### GIVEN TASK
Check each line of the data for "FFFFFF" and select those that have it.
--*--
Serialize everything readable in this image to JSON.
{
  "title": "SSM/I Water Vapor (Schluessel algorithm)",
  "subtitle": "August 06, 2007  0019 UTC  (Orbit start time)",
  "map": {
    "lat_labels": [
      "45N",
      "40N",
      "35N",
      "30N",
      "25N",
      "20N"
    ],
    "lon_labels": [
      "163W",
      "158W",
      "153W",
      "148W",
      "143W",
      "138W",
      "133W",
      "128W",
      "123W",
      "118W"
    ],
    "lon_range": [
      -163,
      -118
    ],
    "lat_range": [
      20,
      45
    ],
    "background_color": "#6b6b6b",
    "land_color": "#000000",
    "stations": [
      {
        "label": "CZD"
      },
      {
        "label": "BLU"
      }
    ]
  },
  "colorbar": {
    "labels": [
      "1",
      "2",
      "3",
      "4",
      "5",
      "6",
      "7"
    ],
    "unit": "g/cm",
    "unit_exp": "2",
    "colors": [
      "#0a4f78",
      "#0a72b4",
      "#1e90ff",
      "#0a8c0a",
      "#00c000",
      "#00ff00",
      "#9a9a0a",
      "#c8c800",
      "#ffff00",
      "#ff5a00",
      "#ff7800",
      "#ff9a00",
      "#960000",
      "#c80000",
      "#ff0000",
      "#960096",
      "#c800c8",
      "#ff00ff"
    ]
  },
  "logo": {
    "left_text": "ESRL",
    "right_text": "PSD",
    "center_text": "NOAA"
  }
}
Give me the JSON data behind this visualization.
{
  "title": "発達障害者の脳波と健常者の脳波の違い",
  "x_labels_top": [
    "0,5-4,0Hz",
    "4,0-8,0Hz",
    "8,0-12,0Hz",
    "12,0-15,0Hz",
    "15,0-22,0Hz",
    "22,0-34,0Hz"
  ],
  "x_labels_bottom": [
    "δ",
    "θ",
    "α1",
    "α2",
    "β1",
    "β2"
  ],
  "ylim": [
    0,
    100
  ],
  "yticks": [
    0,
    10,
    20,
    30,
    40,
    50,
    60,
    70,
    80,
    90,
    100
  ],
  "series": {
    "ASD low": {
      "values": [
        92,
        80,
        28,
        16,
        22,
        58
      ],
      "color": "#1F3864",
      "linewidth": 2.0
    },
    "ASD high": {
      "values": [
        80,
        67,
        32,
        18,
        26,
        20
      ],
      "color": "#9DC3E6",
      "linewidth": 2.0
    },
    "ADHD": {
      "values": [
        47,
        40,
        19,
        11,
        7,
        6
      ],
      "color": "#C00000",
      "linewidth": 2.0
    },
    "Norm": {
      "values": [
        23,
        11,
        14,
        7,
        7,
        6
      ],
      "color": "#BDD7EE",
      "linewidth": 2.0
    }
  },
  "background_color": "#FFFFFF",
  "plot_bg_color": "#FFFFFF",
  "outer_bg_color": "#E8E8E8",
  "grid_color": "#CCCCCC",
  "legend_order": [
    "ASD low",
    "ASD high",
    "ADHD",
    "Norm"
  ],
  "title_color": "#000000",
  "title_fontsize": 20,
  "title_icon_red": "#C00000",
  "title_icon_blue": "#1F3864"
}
--*--
### COMPLETE OUTPUT
  "background_color": "#FFFFFF",
  "plot_bg_color": "#FFFFFF",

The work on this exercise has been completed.